*Records shown*.

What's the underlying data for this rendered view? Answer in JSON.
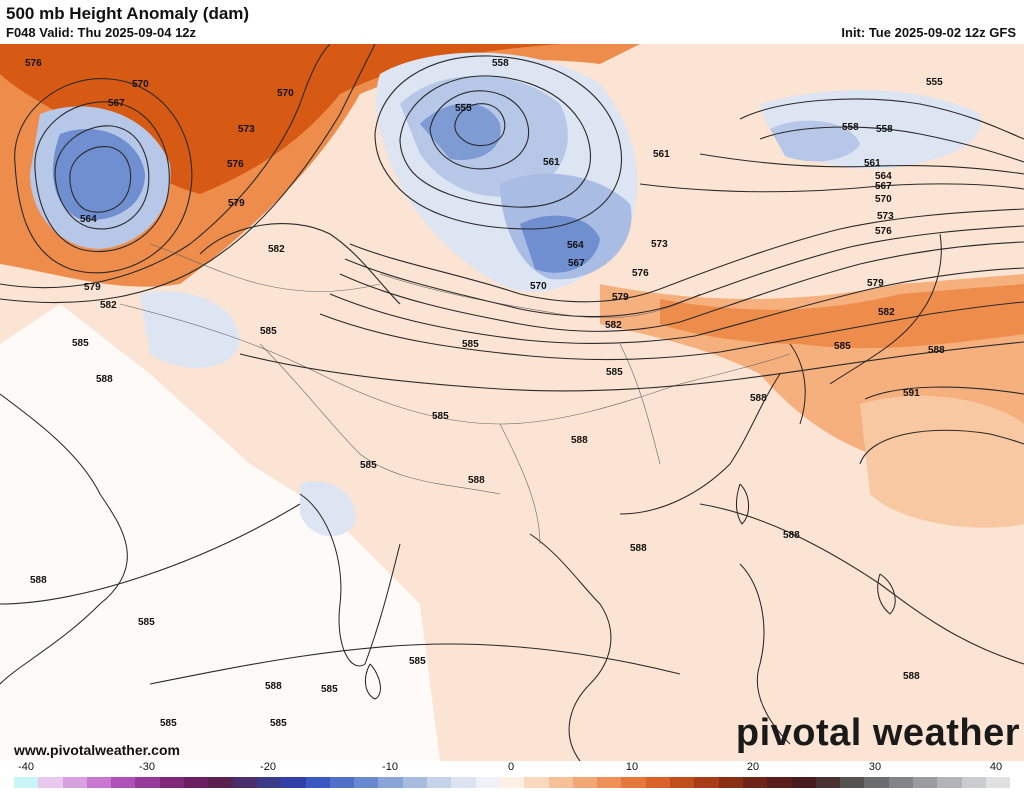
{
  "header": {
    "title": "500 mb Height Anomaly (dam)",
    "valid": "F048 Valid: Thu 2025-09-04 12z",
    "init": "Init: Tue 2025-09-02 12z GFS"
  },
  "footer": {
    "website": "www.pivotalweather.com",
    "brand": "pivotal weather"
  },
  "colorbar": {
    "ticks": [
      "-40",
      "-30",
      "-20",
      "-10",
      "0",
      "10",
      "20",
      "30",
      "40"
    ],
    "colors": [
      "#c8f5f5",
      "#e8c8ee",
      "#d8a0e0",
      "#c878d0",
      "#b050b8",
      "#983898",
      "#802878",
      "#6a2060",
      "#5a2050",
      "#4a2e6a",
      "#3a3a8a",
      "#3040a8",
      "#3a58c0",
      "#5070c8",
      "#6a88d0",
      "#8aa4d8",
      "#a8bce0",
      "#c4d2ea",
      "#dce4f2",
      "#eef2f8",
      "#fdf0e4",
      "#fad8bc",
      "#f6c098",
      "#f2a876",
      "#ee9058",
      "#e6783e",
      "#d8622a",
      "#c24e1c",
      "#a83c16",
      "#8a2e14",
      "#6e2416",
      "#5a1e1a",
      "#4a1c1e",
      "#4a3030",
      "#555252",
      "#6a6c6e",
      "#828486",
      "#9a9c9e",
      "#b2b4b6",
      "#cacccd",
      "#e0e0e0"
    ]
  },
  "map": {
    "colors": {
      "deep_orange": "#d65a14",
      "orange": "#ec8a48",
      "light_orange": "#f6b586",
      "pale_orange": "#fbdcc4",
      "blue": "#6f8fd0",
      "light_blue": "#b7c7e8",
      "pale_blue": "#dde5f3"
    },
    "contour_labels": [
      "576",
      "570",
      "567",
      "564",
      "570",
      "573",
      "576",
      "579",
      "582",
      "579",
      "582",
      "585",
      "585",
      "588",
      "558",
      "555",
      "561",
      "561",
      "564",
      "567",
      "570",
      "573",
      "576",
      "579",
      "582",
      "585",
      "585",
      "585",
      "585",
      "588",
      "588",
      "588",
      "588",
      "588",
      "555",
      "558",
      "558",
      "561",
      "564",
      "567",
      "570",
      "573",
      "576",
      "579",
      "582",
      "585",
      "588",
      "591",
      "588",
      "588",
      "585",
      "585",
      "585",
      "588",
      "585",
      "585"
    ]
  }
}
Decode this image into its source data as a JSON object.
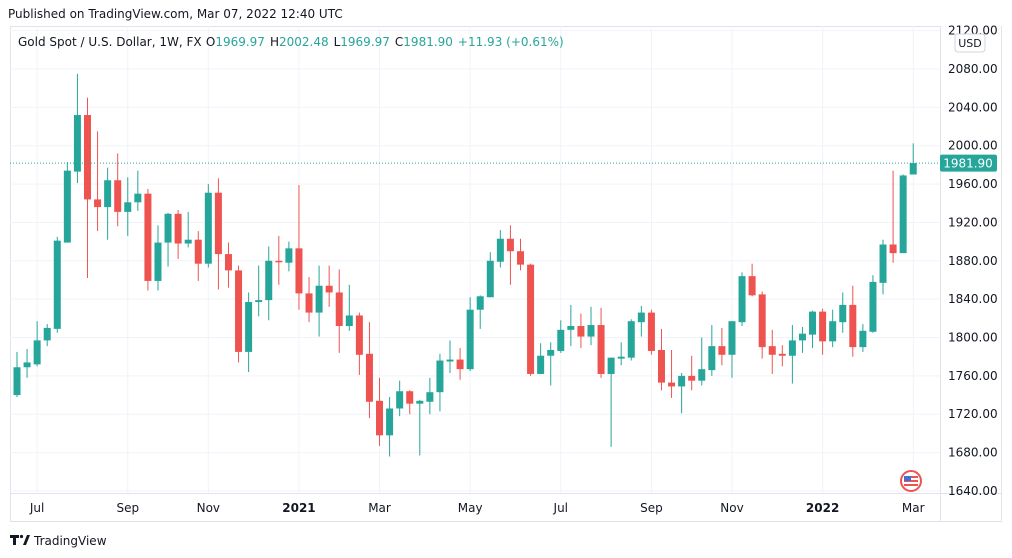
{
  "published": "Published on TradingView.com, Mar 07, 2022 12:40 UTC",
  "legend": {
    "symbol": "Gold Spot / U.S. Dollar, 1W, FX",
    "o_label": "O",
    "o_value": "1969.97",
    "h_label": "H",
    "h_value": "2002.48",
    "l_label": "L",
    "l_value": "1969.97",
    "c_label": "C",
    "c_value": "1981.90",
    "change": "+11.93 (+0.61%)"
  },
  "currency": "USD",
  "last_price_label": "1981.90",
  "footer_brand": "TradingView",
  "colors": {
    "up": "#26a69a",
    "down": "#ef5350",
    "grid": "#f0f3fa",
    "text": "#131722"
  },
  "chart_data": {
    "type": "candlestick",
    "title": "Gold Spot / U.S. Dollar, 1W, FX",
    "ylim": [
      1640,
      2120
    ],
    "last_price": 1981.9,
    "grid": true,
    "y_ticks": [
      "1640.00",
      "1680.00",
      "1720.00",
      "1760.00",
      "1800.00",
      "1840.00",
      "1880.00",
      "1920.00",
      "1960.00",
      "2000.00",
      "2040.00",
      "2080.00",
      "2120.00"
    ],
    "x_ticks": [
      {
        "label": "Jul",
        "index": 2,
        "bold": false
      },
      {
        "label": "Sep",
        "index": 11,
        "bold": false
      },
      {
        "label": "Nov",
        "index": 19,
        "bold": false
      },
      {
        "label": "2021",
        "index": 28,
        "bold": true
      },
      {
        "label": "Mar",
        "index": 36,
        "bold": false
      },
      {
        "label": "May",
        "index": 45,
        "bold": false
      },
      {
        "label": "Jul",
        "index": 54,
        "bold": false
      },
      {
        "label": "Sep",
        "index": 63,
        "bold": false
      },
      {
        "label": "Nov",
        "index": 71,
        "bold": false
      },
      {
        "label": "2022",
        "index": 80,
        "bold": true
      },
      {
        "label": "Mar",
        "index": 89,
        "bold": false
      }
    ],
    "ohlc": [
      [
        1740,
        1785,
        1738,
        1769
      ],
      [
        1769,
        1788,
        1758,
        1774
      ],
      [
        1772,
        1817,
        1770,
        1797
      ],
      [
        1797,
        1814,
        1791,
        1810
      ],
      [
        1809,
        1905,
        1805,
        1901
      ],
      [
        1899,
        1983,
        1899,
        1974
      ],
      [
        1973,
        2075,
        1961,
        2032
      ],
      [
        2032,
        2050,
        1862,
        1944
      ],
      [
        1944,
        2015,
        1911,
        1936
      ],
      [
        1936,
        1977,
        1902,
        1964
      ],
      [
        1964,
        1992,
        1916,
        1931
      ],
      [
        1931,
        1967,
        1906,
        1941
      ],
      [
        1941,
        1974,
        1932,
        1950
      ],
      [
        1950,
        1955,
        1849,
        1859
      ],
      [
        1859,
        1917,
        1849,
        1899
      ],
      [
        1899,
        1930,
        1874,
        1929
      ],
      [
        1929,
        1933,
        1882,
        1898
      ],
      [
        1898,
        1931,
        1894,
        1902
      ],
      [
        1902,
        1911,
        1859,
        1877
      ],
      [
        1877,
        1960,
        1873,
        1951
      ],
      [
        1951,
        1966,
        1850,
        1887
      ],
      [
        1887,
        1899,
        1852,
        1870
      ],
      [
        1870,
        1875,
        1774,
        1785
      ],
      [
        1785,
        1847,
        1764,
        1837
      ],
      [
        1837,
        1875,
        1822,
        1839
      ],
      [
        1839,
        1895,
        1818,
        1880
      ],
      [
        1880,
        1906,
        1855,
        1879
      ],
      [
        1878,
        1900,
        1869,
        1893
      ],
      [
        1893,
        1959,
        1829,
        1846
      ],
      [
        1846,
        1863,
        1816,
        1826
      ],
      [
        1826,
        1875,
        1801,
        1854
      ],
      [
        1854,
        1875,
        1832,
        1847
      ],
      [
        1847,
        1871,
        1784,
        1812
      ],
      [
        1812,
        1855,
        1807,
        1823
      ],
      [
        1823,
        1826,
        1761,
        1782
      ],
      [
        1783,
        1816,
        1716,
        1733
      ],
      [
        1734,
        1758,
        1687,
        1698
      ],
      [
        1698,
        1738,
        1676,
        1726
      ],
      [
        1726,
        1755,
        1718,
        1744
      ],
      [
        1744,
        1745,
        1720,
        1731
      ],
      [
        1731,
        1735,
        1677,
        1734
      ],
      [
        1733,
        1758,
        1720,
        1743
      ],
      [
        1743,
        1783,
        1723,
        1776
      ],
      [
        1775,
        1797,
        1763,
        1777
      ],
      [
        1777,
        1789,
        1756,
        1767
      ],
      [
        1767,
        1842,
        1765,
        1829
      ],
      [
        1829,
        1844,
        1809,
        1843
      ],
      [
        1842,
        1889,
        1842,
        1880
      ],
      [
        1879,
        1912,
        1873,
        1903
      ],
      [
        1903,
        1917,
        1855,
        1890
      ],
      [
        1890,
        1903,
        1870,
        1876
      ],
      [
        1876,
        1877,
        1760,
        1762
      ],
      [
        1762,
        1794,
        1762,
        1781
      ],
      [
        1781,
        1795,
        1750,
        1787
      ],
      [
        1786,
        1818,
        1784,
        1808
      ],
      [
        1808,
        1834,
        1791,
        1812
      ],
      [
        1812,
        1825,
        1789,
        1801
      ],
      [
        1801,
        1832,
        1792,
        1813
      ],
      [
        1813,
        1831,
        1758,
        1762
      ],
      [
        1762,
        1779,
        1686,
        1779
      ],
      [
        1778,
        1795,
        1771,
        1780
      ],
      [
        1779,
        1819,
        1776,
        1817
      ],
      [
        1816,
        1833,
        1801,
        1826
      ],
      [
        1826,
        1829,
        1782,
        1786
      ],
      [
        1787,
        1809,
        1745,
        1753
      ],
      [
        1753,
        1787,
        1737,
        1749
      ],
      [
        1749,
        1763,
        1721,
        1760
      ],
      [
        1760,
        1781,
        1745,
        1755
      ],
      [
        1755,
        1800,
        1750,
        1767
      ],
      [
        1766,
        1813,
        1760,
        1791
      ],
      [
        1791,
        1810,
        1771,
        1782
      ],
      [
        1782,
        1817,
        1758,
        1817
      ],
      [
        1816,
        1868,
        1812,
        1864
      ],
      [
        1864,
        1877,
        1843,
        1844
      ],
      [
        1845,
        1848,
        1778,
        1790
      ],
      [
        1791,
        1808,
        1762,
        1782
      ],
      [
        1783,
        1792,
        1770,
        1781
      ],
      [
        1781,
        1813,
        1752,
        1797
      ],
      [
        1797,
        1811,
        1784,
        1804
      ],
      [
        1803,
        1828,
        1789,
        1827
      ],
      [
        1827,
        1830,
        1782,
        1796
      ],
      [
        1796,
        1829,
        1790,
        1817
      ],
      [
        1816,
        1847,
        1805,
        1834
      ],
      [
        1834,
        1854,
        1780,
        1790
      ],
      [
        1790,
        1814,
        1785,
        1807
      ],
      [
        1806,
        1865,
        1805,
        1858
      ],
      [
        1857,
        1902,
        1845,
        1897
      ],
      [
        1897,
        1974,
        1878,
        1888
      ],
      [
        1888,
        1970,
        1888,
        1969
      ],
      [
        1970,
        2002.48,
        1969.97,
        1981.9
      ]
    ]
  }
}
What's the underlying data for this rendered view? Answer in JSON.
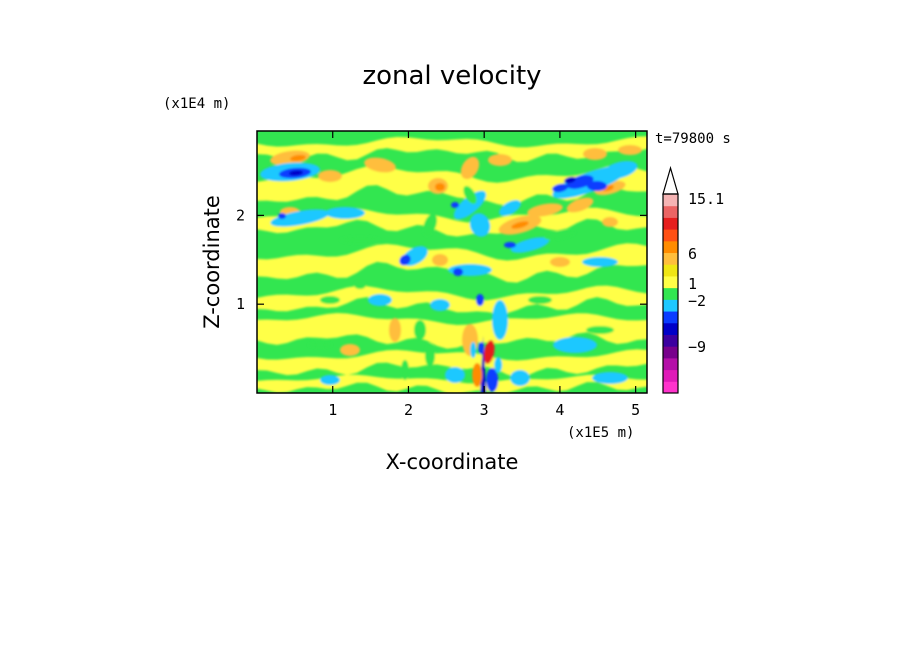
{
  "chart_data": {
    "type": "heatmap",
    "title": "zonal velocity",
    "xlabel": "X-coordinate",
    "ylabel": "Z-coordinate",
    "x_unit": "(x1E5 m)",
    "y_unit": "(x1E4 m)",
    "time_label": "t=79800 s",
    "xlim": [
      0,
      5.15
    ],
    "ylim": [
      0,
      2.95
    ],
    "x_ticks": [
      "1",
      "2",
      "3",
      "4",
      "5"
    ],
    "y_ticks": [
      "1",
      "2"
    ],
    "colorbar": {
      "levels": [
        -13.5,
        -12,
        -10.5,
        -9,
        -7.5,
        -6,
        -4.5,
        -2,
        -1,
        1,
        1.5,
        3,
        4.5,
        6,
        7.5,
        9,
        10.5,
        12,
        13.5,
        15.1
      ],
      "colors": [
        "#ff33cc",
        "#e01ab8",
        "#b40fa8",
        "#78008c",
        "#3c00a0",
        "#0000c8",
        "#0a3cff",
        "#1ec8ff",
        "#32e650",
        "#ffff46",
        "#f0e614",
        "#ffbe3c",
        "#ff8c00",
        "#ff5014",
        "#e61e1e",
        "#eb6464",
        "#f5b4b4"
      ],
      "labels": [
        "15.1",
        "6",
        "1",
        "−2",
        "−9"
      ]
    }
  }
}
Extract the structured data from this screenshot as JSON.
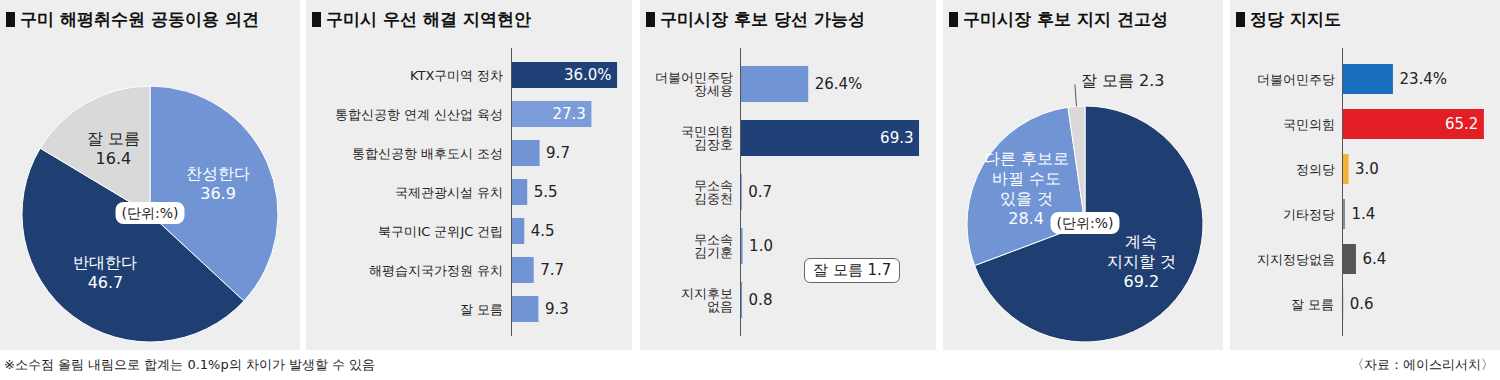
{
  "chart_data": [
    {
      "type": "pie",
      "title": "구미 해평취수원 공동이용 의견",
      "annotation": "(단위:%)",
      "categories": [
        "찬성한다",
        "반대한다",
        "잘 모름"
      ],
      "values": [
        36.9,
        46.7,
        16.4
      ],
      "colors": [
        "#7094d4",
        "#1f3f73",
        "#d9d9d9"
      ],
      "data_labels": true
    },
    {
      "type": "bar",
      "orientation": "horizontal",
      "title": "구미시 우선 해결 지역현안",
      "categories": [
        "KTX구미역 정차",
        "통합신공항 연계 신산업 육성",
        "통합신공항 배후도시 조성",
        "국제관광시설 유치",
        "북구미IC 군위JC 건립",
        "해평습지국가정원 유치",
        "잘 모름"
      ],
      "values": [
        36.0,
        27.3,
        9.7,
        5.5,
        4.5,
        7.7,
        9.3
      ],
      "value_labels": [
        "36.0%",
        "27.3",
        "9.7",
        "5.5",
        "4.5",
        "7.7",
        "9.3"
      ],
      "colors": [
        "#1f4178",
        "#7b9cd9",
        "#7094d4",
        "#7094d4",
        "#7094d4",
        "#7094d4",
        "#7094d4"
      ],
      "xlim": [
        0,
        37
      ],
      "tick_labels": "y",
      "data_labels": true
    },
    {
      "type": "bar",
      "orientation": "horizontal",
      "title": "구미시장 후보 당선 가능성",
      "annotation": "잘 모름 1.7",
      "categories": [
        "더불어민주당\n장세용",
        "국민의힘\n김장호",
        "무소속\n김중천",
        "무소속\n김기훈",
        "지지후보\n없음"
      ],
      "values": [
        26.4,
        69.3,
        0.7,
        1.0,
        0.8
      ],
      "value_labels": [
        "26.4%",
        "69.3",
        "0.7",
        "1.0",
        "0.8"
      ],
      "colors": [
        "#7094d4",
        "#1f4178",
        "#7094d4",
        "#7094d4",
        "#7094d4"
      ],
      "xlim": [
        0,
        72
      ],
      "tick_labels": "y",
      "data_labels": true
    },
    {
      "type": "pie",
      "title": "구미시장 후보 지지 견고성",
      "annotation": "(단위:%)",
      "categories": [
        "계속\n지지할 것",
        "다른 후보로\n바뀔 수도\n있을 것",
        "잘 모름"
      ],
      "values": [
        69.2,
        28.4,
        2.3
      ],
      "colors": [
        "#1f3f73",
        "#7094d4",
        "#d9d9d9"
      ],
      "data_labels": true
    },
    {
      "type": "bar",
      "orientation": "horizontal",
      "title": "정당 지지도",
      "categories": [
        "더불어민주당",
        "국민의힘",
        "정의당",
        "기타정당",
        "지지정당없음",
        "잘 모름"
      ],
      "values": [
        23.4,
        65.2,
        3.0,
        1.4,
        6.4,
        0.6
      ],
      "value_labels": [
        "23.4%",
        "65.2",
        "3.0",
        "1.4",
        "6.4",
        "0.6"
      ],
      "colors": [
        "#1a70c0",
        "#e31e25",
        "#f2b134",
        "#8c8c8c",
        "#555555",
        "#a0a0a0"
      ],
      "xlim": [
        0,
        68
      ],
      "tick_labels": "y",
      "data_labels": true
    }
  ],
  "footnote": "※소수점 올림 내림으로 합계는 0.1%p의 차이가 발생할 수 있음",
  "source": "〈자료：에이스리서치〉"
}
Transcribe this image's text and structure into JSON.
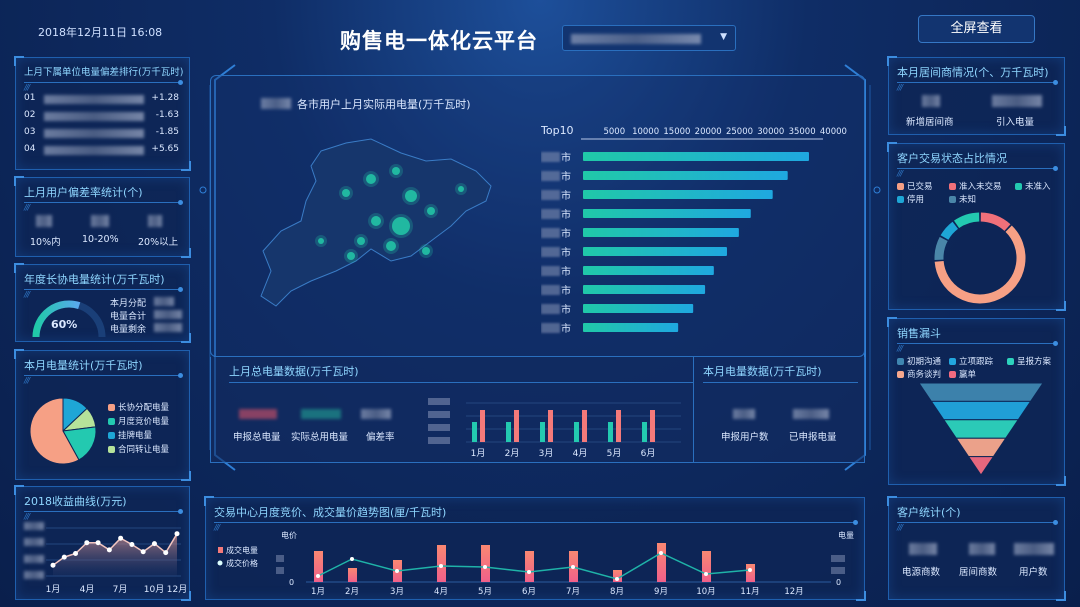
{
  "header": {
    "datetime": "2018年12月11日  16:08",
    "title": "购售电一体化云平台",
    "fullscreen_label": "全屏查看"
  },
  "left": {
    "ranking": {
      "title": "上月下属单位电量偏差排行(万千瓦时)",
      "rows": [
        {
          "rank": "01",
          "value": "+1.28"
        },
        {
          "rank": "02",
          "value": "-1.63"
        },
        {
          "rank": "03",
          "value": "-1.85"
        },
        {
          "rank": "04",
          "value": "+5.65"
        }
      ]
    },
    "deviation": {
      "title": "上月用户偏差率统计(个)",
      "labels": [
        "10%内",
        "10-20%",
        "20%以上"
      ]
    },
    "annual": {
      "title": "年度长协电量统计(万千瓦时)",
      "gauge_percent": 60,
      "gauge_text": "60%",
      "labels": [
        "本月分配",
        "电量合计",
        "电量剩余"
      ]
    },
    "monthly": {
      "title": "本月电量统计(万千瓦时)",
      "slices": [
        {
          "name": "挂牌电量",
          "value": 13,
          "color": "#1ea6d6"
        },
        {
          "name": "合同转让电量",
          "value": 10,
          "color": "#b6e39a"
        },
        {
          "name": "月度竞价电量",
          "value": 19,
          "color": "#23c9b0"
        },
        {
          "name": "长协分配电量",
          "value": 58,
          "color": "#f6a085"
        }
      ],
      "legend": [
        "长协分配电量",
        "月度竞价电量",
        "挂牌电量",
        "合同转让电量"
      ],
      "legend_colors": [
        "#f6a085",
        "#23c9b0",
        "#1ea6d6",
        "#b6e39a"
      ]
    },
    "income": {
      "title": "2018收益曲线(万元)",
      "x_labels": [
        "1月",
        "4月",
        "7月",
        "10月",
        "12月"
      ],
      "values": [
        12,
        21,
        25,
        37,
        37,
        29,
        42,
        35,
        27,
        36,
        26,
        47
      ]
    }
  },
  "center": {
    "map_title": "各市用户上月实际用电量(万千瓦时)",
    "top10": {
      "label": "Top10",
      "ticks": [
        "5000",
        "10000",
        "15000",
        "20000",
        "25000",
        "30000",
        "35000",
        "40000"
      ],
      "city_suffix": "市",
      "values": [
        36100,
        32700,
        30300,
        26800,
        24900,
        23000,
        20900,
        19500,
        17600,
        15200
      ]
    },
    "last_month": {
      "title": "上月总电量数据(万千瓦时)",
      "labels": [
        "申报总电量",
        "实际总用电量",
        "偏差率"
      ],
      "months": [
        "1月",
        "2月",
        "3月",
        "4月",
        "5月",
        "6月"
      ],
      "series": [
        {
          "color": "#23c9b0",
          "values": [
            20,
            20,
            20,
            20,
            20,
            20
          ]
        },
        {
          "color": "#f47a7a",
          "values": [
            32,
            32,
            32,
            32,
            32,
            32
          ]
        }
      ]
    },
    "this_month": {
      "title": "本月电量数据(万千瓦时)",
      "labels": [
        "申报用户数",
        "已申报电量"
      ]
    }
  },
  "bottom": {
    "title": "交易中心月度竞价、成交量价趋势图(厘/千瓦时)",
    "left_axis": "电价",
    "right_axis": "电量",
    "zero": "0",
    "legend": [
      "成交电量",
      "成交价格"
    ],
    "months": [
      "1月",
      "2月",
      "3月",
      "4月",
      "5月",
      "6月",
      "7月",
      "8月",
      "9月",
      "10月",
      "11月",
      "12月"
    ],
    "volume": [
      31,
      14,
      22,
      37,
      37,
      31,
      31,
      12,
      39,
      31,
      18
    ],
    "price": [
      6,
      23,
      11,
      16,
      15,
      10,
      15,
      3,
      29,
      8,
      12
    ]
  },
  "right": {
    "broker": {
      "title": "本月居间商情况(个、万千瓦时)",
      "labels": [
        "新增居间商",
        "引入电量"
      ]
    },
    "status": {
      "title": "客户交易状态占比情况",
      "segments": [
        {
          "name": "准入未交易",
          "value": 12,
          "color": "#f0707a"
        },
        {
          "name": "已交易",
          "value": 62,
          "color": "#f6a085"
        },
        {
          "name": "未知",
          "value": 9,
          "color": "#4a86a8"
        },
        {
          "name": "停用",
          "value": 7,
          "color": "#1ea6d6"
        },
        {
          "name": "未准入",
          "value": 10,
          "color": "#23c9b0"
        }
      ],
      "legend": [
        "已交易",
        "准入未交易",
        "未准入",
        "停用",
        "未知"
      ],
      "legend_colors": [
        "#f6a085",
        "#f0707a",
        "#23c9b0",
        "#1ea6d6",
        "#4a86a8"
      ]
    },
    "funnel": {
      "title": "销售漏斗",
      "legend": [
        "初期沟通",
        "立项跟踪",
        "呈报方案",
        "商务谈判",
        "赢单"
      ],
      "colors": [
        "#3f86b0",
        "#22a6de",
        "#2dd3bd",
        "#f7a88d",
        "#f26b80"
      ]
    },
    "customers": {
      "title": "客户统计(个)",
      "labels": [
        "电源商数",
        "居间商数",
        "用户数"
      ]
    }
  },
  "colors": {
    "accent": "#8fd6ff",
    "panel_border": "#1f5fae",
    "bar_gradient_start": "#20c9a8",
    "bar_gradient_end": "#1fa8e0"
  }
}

*Exercise task*. Find every line that has "source" in it, then return those lines.

*Worked answer*.
Decode this image into its source data as a JSON object.
  "source": "〈자료：에이스리서치〉"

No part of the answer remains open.